Count the lines below that contain the word "Datki". Give only the number.

□ □ □ □ □

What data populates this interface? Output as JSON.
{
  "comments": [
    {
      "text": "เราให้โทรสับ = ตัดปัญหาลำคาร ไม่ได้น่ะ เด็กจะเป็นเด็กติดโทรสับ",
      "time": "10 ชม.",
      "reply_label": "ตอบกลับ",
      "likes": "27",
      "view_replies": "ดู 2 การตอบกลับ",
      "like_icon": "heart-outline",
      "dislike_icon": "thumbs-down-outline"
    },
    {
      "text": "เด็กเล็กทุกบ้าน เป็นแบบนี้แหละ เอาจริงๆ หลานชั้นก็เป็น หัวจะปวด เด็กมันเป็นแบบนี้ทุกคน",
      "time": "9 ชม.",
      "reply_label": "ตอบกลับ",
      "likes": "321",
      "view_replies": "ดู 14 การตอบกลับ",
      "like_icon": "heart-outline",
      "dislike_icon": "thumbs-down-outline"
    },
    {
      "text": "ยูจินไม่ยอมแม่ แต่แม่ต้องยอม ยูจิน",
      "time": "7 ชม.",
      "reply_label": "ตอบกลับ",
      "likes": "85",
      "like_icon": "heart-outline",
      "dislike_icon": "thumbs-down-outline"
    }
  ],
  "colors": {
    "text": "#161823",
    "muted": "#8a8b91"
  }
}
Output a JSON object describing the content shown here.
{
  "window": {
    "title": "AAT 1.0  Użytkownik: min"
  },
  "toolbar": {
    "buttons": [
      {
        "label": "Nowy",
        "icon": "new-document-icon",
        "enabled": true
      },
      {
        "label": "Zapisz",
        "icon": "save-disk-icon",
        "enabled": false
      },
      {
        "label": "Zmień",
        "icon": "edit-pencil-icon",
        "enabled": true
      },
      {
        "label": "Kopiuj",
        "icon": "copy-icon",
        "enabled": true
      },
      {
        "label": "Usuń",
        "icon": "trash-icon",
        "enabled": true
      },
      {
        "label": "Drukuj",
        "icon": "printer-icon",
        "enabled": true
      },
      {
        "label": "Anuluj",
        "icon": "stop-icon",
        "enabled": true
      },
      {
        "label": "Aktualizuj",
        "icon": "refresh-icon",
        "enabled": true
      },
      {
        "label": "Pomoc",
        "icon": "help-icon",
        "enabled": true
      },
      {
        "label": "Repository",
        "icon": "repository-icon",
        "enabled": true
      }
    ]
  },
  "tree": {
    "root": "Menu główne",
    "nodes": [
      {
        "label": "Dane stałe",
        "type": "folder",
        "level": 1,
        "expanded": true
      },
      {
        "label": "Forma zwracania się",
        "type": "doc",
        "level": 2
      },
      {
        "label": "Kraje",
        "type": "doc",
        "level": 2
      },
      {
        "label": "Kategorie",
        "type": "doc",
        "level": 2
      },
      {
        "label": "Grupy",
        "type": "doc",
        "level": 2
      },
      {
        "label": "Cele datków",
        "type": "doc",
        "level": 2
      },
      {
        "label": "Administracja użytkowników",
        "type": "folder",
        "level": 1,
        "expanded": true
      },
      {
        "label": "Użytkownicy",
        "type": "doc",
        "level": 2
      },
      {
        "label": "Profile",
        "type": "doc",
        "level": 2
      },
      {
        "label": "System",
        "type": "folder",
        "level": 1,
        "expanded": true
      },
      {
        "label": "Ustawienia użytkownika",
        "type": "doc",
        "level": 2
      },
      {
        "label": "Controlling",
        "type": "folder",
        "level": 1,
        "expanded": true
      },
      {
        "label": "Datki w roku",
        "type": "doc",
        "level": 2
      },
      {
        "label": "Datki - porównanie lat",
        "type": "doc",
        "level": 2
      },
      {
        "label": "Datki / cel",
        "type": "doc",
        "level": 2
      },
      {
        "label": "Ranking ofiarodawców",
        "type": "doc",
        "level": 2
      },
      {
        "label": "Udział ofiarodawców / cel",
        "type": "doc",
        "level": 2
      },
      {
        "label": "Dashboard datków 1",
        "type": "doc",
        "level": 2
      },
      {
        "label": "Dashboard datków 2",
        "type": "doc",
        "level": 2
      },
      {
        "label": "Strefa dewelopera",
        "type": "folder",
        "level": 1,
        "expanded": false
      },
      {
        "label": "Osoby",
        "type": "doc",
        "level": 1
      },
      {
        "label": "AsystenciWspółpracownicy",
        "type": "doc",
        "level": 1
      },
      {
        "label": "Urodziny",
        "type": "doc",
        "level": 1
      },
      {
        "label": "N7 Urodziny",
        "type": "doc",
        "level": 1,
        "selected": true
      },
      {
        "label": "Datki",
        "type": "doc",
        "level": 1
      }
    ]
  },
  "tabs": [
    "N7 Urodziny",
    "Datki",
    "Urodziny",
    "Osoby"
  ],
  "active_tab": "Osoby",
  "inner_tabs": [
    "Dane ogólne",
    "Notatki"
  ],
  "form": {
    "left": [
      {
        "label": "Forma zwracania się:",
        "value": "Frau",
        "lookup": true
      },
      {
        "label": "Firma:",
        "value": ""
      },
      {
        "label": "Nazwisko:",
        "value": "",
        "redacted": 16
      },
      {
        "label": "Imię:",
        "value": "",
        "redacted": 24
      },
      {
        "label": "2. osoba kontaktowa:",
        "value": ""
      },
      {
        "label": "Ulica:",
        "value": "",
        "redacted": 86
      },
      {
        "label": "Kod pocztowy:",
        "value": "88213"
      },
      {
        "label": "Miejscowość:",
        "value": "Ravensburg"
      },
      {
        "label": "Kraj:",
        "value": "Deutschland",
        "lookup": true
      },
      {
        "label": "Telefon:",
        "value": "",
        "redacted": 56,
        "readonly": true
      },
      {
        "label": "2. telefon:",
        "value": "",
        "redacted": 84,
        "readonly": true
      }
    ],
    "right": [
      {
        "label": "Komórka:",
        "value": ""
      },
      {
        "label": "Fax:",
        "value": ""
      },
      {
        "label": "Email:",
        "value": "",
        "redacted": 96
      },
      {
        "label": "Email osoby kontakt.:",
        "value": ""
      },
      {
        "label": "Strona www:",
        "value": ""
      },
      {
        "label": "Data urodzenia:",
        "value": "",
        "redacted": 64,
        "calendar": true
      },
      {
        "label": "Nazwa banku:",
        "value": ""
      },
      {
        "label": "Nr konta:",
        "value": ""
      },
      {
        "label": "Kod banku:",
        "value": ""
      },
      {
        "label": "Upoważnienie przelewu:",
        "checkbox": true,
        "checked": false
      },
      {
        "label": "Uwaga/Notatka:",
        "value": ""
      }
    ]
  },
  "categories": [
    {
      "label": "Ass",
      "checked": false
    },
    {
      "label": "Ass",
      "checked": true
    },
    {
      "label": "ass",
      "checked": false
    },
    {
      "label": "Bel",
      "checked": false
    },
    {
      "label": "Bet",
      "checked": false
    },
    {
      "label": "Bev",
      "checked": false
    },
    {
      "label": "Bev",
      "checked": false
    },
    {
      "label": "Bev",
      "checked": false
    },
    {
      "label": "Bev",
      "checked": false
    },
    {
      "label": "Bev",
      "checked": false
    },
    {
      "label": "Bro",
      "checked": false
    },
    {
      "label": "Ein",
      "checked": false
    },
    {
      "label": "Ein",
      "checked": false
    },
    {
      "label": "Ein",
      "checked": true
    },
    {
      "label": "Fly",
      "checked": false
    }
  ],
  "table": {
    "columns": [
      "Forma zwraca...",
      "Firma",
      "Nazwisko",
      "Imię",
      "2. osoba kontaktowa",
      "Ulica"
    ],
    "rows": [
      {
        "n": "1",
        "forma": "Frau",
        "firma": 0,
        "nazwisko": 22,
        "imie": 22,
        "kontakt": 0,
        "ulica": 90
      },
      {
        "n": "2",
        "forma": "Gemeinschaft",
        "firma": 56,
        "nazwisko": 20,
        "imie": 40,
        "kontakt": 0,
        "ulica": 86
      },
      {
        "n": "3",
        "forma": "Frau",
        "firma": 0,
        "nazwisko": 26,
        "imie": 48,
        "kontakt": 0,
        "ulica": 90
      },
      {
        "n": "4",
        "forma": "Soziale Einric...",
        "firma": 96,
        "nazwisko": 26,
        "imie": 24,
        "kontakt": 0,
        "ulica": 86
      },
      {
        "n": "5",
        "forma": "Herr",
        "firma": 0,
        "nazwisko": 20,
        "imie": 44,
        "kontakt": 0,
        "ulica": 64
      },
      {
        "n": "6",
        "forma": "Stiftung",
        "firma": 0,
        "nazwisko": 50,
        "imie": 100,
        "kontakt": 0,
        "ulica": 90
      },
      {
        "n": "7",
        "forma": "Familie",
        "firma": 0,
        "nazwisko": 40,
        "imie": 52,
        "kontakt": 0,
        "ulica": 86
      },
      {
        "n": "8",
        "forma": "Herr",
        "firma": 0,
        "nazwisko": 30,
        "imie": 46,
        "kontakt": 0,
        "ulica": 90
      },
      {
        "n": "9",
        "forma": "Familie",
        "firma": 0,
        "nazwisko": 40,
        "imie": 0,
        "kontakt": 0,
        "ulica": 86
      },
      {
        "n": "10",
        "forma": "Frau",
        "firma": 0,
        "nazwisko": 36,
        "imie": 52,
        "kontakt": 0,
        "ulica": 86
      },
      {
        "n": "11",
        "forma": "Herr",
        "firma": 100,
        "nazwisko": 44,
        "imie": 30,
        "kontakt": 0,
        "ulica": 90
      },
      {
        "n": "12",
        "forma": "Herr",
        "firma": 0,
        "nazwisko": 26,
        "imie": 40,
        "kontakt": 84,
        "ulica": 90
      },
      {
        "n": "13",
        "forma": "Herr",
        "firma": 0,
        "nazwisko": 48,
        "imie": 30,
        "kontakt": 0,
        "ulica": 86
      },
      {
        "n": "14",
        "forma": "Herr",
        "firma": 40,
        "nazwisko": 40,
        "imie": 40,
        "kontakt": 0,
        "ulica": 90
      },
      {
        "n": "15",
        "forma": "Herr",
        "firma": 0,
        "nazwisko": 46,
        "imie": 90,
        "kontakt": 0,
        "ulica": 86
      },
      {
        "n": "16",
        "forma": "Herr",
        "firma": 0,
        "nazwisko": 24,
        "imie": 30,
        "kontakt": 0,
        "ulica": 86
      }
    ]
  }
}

□ □ □ □ □

→ FINAL ANSWER
5